Recorded data
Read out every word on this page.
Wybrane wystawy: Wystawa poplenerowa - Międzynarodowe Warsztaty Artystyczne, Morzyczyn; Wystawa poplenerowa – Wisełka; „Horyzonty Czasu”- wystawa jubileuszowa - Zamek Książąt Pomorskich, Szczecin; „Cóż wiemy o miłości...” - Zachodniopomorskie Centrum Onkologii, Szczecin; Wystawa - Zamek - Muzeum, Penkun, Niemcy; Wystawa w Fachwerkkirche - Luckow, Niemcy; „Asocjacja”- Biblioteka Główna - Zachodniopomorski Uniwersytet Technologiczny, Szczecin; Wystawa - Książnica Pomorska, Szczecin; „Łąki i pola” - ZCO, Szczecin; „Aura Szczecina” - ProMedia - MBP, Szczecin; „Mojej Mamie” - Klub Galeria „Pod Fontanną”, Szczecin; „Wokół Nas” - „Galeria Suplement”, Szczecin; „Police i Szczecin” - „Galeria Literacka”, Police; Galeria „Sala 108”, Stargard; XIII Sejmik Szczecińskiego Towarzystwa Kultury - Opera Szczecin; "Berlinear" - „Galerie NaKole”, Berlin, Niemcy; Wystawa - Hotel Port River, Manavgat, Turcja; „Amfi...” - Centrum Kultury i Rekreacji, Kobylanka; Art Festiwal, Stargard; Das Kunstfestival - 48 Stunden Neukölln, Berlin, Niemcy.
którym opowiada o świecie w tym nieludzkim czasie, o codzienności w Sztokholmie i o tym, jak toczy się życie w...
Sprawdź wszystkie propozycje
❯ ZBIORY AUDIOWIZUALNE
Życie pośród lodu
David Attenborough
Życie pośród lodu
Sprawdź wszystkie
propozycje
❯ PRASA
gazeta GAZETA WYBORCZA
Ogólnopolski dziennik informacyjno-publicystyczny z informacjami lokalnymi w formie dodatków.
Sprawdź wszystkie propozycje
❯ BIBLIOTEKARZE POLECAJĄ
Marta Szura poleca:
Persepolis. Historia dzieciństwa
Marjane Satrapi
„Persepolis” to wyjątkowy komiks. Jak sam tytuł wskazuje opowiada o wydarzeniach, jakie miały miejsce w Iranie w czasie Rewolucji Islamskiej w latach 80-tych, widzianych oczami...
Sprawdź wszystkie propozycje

◆ Work required: Write out all the entries exactly.

◆ Task result:
Read out every word on this page.
Wybrane wystawy: Wystawa poplenerowa - Międzynarodowe Warsztaty Artystyczne, Morzyczyn; Wystawa poplenerowa – Wisełka; „Horyzonty Czasu”- wystawa jubileuszowa - Zamek Książąt Pomorskich, Szczecin; „Cóż wiemy o miłości...” - Zachodniopomorskie Centrum Onkologii, Szczecin; Wystawa - Zamek - Muzeum, Penkun, Niemcy; Wystawa w Fachwerkkirche - Luckow, Niemcy; „Asocjacja”- Biblioteka Główna - Zachodniopomorski Uniwersytet Technologiczny, Szczecin; Wystawa - Książnica Pomorska, Szczecin; „Łąki i pola” - ZCO, Szczecin; „Aura Szczecina” - ProMedia - MBP, Szczecin; „Mojej Mamie” - Klub Galeria „Pod Fontanną”, Szczecin; „Wokół Nas” - „Galeria Suplement”, Szczecin; „Police i Szczecin” - „Galeria Literacka”, Police; Galeria „Sala 108”, Stargard; XIII Sejmik Szczecińskiego Towarzystwa Kultury - Opera Szczecin; "Berlinear" - „Galerie NaKole”, Berlin, Niemcy; Wystawa - Hotel Port River, Manavgat, Turcja; „Amfi...” - Centrum Kultury i Rekreacji, Kobylanka; Art Festiwal, Stargard; Das Kunstfestival - 48 Stunden Neukölln, Berlin, Niemcy.
którym opowiada o świecie w tym nieludzkim czasie, o codzienności w Sztokholmie i o tym, jak toczy się życie w...
Sprawdź wszystkie propozycje
❯ ZBIORY AUDIOWIZUALNE
Życie pośród lodu
David Attenborough
Życie pośród lodu
Sprawdź wszystkie
propozycje
❯ PRASA
gazeta GAZETA WYBORCZA
Ogólnopolski dziennik informacyjno-publicystyczny z informacjami lokalnymi w formie dodatków.
Sprawdź wszystkie propozycje
❯ BIBLIOTEKARZE POLECAJĄ
Marta Szura poleca:
Persepolis. Historia dzieciństwa
Marjane Satrapi
„Persepolis” to wyjątkowy komiks. Jak sam tytuł wskazuje opowiada o wydarzeniach, jakie miały miejsce w Iranie w czasie Rewolucji Islamskiej w latach 80-tych, widzianych oczami...
Sprawdź wszystkie propozycje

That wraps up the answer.